**Task brief**
Repeat the entries that follow verbatim, without any of their pictures.

**Stored rows**

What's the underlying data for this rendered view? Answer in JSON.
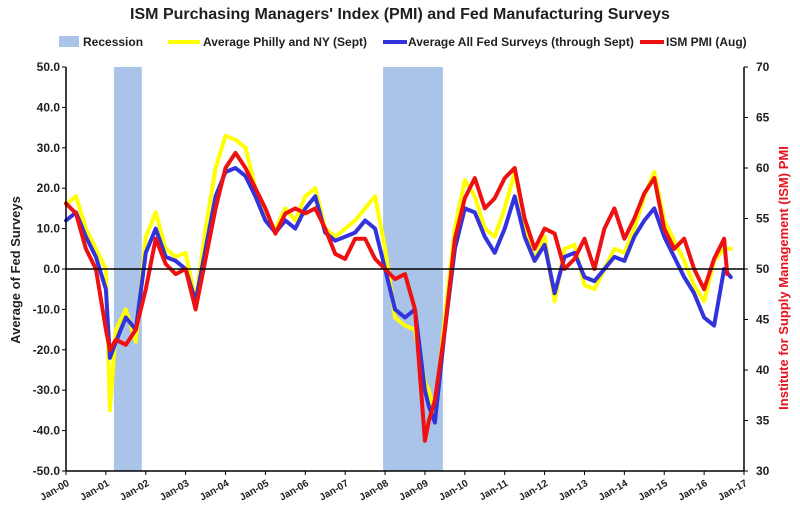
{
  "chart_data": {
    "type": "line",
    "title": "ISM Purchasing Managers' Index (PMI) and Fed Manufacturing Surveys",
    "ylabel": "Average of Fed Surveys",
    "y2label": "Institute for Supply Management (ISM) PMI",
    "ylim": [
      -50,
      50
    ],
    "y2lim": [
      30,
      70
    ],
    "y_ticks": [
      "50.0",
      "40.0",
      "30.0",
      "20.0",
      "10.0",
      "0.0",
      "-10.0",
      "-20.0",
      "-30.0",
      "-40.0",
      "-50.0"
    ],
    "y2_ticks": [
      "70",
      "65",
      "60",
      "55",
      "50",
      "45",
      "40",
      "35",
      "30"
    ],
    "x_ticks": [
      "Jan-00",
      "Jan-01",
      "Jan-02",
      "Jan-03",
      "Jan-04",
      "Jan-05",
      "Jan-06",
      "Jan-07",
      "Jan-08",
      "Jan-09",
      "Jan-10",
      "Jan-11",
      "Jan-12",
      "Jan-13",
      "Jan-14",
      "Jan-15",
      "Jan-16",
      "Jan-17"
    ],
    "xlim": [
      2000.0,
      2017.0
    ],
    "legend_position": "top",
    "legend": [
      {
        "label": "Recession",
        "color": "#a9c4e8",
        "kind": "box"
      },
      {
        "label": "Average Philly and NY (Sept)",
        "color": "#ffff00",
        "kind": "line"
      },
      {
        "label": "Average All Fed Surveys (through Sept)",
        "color": "#3333dd",
        "kind": "line"
      },
      {
        "label": "ISM PMI (Aug)",
        "color": "#ee1111",
        "kind": "line"
      }
    ],
    "recessions": [
      {
        "start": 2001.2,
        "end": 2001.9
      },
      {
        "start": 2007.95,
        "end": 2009.45
      }
    ],
    "series": [
      {
        "name": "Average Philly and NY (Sept)",
        "axis": "left",
        "color": "#ffff00",
        "x": [
          2000.0,
          2000.25,
          2000.5,
          2000.75,
          2001.0,
          2001.1,
          2001.25,
          2001.5,
          2001.75,
          2002.0,
          2002.25,
          2002.5,
          2002.75,
          2003.0,
          2003.25,
          2003.5,
          2003.75,
          2004.0,
          2004.25,
          2004.5,
          2004.75,
          2005.0,
          2005.25,
          2005.5,
          2005.75,
          2006.0,
          2006.25,
          2006.5,
          2006.75,
          2007.0,
          2007.25,
          2007.5,
          2007.75,
          2008.0,
          2008.25,
          2008.5,
          2008.75,
          2009.0,
          2009.1,
          2009.25,
          2009.5,
          2009.75,
          2010.0,
          2010.25,
          2010.5,
          2010.75,
          2011.0,
          2011.25,
          2011.5,
          2011.75,
          2012.0,
          2012.25,
          2012.5,
          2012.75,
          2013.0,
          2013.25,
          2013.5,
          2013.75,
          2014.0,
          2014.25,
          2014.5,
          2014.75,
          2015.0,
          2015.25,
          2015.5,
          2015.75,
          2016.0,
          2016.25,
          2016.5,
          2016.67
        ],
        "values": [
          16,
          18,
          10,
          5,
          0,
          -35,
          -15,
          -10,
          -18,
          8,
          14,
          5,
          3,
          4,
          -8,
          10,
          25,
          33,
          32,
          30,
          20,
          12,
          10,
          15,
          12,
          18,
          20,
          10,
          8,
          10,
          12,
          15,
          18,
          5,
          -12,
          -14,
          -15,
          -28,
          -30,
          -36,
          -12,
          10,
          22,
          18,
          10,
          8,
          15,
          24,
          12,
          2,
          8,
          -8,
          5,
          6,
          -4,
          -5,
          0,
          5,
          4,
          10,
          18,
          24,
          12,
          7,
          2,
          -4,
          -8,
          2,
          5,
          5
        ]
      },
      {
        "name": "Average All Fed Surveys (through Sept)",
        "axis": "left",
        "color": "#3333dd",
        "x": [
          2000.0,
          2000.25,
          2000.5,
          2000.75,
          2001.0,
          2001.1,
          2001.25,
          2001.5,
          2001.75,
          2002.0,
          2002.25,
          2002.5,
          2002.75,
          2003.0,
          2003.25,
          2003.5,
          2003.75,
          2004.0,
          2004.25,
          2004.5,
          2004.75,
          2005.0,
          2005.25,
          2005.5,
          2005.75,
          2006.0,
          2006.25,
          2006.5,
          2006.75,
          2007.0,
          2007.25,
          2007.5,
          2007.75,
          2008.0,
          2008.25,
          2008.5,
          2008.75,
          2009.0,
          2009.1,
          2009.25,
          2009.5,
          2009.75,
          2010.0,
          2010.25,
          2010.5,
          2010.75,
          2011.0,
          2011.25,
          2011.5,
          2011.75,
          2012.0,
          2012.25,
          2012.5,
          2012.75,
          2013.0,
          2013.25,
          2013.5,
          2013.75,
          2014.0,
          2014.25,
          2014.5,
          2014.75,
          2015.0,
          2015.25,
          2015.5,
          2015.75,
          2016.0,
          2016.25,
          2016.5,
          2016.67
        ],
        "values": [
          12,
          14,
          8,
          3,
          -5,
          -22,
          -18,
          -12,
          -15,
          4,
          10,
          3,
          2,
          0,
          -8,
          5,
          18,
          24,
          25,
          23,
          18,
          12,
          9,
          12,
          10,
          15,
          18,
          9,
          7,
          8,
          9,
          12,
          10,
          0,
          -10,
          -12,
          -10,
          -30,
          -34,
          -38,
          -15,
          5,
          15,
          14,
          8,
          4,
          10,
          18,
          8,
          2,
          6,
          -6,
          3,
          4,
          -2,
          -3,
          0,
          3,
          2,
          8,
          12,
          15,
          8,
          3,
          -2,
          -6,
          -12,
          -14,
          0,
          -2
        ]
      },
      {
        "name": "ISM PMI (Aug)",
        "axis": "right",
        "color": "#ee1111",
        "x": [
          2000.0,
          2000.25,
          2000.5,
          2000.75,
          2001.0,
          2001.1,
          2001.25,
          2001.5,
          2001.75,
          2002.0,
          2002.25,
          2002.5,
          2002.75,
          2003.0,
          2003.25,
          2003.5,
          2003.75,
          2004.0,
          2004.25,
          2004.5,
          2004.75,
          2005.0,
          2005.25,
          2005.5,
          2005.75,
          2006.0,
          2006.25,
          2006.5,
          2006.75,
          2007.0,
          2007.25,
          2007.5,
          2007.75,
          2008.0,
          2008.25,
          2008.5,
          2008.75,
          2009.0,
          2009.1,
          2009.25,
          2009.5,
          2009.75,
          2010.0,
          2010.25,
          2010.5,
          2010.75,
          2011.0,
          2011.25,
          2011.5,
          2011.75,
          2012.0,
          2012.25,
          2012.5,
          2012.75,
          2013.0,
          2013.25,
          2013.5,
          2013.75,
          2014.0,
          2014.25,
          2014.5,
          2014.75,
          2015.0,
          2015.25,
          2015.5,
          2015.75,
          2016.0,
          2016.25,
          2016.5,
          2016.58
        ],
        "values": [
          56.5,
          55.5,
          52,
          50,
          44,
          42,
          43,
          42.5,
          44,
          48,
          53,
          50.5,
          49.5,
          50,
          46,
          51,
          56,
          60,
          61.5,
          60,
          58,
          56,
          53.5,
          55.5,
          56,
          55.5,
          56,
          54,
          51.5,
          51,
          53,
          53,
          51,
          50,
          49,
          49.5,
          46,
          33,
          35,
          37,
          44,
          53,
          57,
          59,
          56,
          57,
          59,
          60,
          55,
          52,
          54,
          53.5,
          50,
          51,
          53,
          50,
          54,
          56,
          53,
          55,
          57.5,
          59,
          54,
          52,
          53,
          50,
          48,
          51,
          53,
          49.5
        ]
      }
    ]
  }
}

**Result of the task**
What's the underlying data for this rendered view? Answer in JSON.
{
  "chart_data": {
    "type": "line",
    "title": "ISM Purchasing Managers' Index (PMI) and Fed Manufacturing Surveys",
    "ylabel": "Average of Fed Surveys",
    "y2label": "Institute for Supply Management (ISM) PMI",
    "ylim": [
      -50,
      50
    ],
    "y2lim": [
      30,
      70
    ],
    "y_ticks": [
      "50.0",
      "40.0",
      "30.0",
      "20.0",
      "10.0",
      "0.0",
      "-10.0",
      "-20.0",
      "-30.0",
      "-40.0",
      "-50.0"
    ],
    "y2_ticks": [
      "70",
      "65",
      "60",
      "55",
      "50",
      "45",
      "40",
      "35",
      "30"
    ],
    "x_ticks": [
      "Jan-00",
      "Jan-01",
      "Jan-02",
      "Jan-03",
      "Jan-04",
      "Jan-05",
      "Jan-06",
      "Jan-07",
      "Jan-08",
      "Jan-09",
      "Jan-10",
      "Jan-11",
      "Jan-12",
      "Jan-13",
      "Jan-14",
      "Jan-15",
      "Jan-16",
      "Jan-17"
    ],
    "xlim": [
      2000.0,
      2017.0
    ],
    "legend_position": "top",
    "legend": [
      {
        "label": "Recession",
        "color": "#a9c4e8",
        "kind": "box"
      },
      {
        "label": "Average Philly and NY (Sept)",
        "color": "#ffff00",
        "kind": "line"
      },
      {
        "label": "Average All Fed Surveys (through Sept)",
        "color": "#3333dd",
        "kind": "line"
      },
      {
        "label": "ISM PMI (Aug)",
        "color": "#ee1111",
        "kind": "line"
      }
    ],
    "recessions": [
      {
        "start": 2001.2,
        "end": 2001.9
      },
      {
        "start": 2007.95,
        "end": 2009.45
      }
    ],
    "series": [
      {
        "name": "Average Philly and NY (Sept)",
        "axis": "left",
        "color": "#ffff00",
        "x": [
          2000.0,
          2000.25,
          2000.5,
          2000.75,
          2001.0,
          2001.1,
          2001.25,
          2001.5,
          2001.75,
          2002.0,
          2002.25,
          2002.5,
          2002.75,
          2003.0,
          2003.25,
          2003.5,
          2003.75,
          2004.0,
          2004.25,
          2004.5,
          2004.75,
          2005.0,
          2005.25,
          2005.5,
          2005.75,
          2006.0,
          2006.25,
          2006.5,
          2006.75,
          2007.0,
          2007.25,
          2007.5,
          2007.75,
          2008.0,
          2008.25,
          2008.5,
          2008.75,
          2009.0,
          2009.1,
          2009.25,
          2009.5,
          2009.75,
          2010.0,
          2010.25,
          2010.5,
          2010.75,
          2011.0,
          2011.25,
          2011.5,
          2011.75,
          2012.0,
          2012.25,
          2012.5,
          2012.75,
          2013.0,
          2013.25,
          2013.5,
          2013.75,
          2014.0,
          2014.25,
          2014.5,
          2014.75,
          2015.0,
          2015.25,
          2015.5,
          2015.75,
          2016.0,
          2016.25,
          2016.5,
          2016.67
        ],
        "values": [
          16,
          18,
          10,
          5,
          0,
          -35,
          -15,
          -10,
          -18,
          8,
          14,
          5,
          3,
          4,
          -8,
          10,
          25,
          33,
          32,
          30,
          20,
          12,
          10,
          15,
          12,
          18,
          20,
          10,
          8,
          10,
          12,
          15,
          18,
          5,
          -12,
          -14,
          -15,
          -28,
          -30,
          -36,
          -12,
          10,
          22,
          18,
          10,
          8,
          15,
          24,
          12,
          2,
          8,
          -8,
          5,
          6,
          -4,
          -5,
          0,
          5,
          4,
          10,
          18,
          24,
          12,
          7,
          2,
          -4,
          -8,
          2,
          5,
          5
        ]
      },
      {
        "name": "Average All Fed Surveys (through Sept)",
        "axis": "left",
        "color": "#3333dd",
        "x": [
          2000.0,
          2000.25,
          2000.5,
          2000.75,
          2001.0,
          2001.1,
          2001.25,
          2001.5,
          2001.75,
          2002.0,
          2002.25,
          2002.5,
          2002.75,
          2003.0,
          2003.25,
          2003.5,
          2003.75,
          2004.0,
          2004.25,
          2004.5,
          2004.75,
          2005.0,
          2005.25,
          2005.5,
          2005.75,
          2006.0,
          2006.25,
          2006.5,
          2006.75,
          2007.0,
          2007.25,
          2007.5,
          2007.75,
          2008.0,
          2008.25,
          2008.5,
          2008.75,
          2009.0,
          2009.1,
          2009.25,
          2009.5,
          2009.75,
          2010.0,
          2010.25,
          2010.5,
          2010.75,
          2011.0,
          2011.25,
          2011.5,
          2011.75,
          2012.0,
          2012.25,
          2012.5,
          2012.75,
          2013.0,
          2013.25,
          2013.5,
          2013.75,
          2014.0,
          2014.25,
          2014.5,
          2014.75,
          2015.0,
          2015.25,
          2015.5,
          2015.75,
          2016.0,
          2016.25,
          2016.5,
          2016.67
        ],
        "values": [
          12,
          14,
          8,
          3,
          -5,
          -22,
          -18,
          -12,
          -15,
          4,
          10,
          3,
          2,
          0,
          -8,
          5,
          18,
          24,
          25,
          23,
          18,
          12,
          9,
          12,
          10,
          15,
          18,
          9,
          7,
          8,
          9,
          12,
          10,
          0,
          -10,
          -12,
          -10,
          -30,
          -34,
          -38,
          -15,
          5,
          15,
          14,
          8,
          4,
          10,
          18,
          8,
          2,
          6,
          -6,
          3,
          4,
          -2,
          -3,
          0,
          3,
          2,
          8,
          12,
          15,
          8,
          3,
          -2,
          -6,
          -12,
          -14,
          0,
          -2
        ]
      },
      {
        "name": "ISM PMI (Aug)",
        "axis": "right",
        "color": "#ee1111",
        "x": [
          2000.0,
          2000.25,
          2000.5,
          2000.75,
          2001.0,
          2001.1,
          2001.25,
          2001.5,
          2001.75,
          2002.0,
          2002.25,
          2002.5,
          2002.75,
          2003.0,
          2003.25,
          2003.5,
          2003.75,
          2004.0,
          2004.25,
          2004.5,
          2004.75,
          2005.0,
          2005.25,
          2005.5,
          2005.75,
          2006.0,
          2006.25,
          2006.5,
          2006.75,
          2007.0,
          2007.25,
          2007.5,
          2007.75,
          2008.0,
          2008.25,
          2008.5,
          2008.75,
          2009.0,
          2009.1,
          2009.25,
          2009.5,
          2009.75,
          2010.0,
          2010.25,
          2010.5,
          2010.75,
          2011.0,
          2011.25,
          2011.5,
          2011.75,
          2012.0,
          2012.25,
          2012.5,
          2012.75,
          2013.0,
          2013.25,
          2013.5,
          2013.75,
          2014.0,
          2014.25,
          2014.5,
          2014.75,
          2015.0,
          2015.25,
          2015.5,
          2015.75,
          2016.0,
          2016.25,
          2016.5,
          2016.58
        ],
        "values": [
          56.5,
          55.5,
          52,
          50,
          44,
          42,
          43,
          42.5,
          44,
          48,
          53,
          50.5,
          49.5,
          50,
          46,
          51,
          56,
          60,
          61.5,
          60,
          58,
          56,
          53.5,
          55.5,
          56,
          55.5,
          56,
          54,
          51.5,
          51,
          53,
          53,
          51,
          50,
          49,
          49.5,
          46,
          33,
          35,
          37,
          44,
          53,
          57,
          59,
          56,
          57,
          59,
          60,
          55,
          52,
          54,
          53.5,
          50,
          51,
          53,
          50,
          54,
          56,
          53,
          55,
          57.5,
          59,
          54,
          52,
          53,
          50,
          48,
          51,
          53,
          49.5
        ]
      }
    ]
  }
}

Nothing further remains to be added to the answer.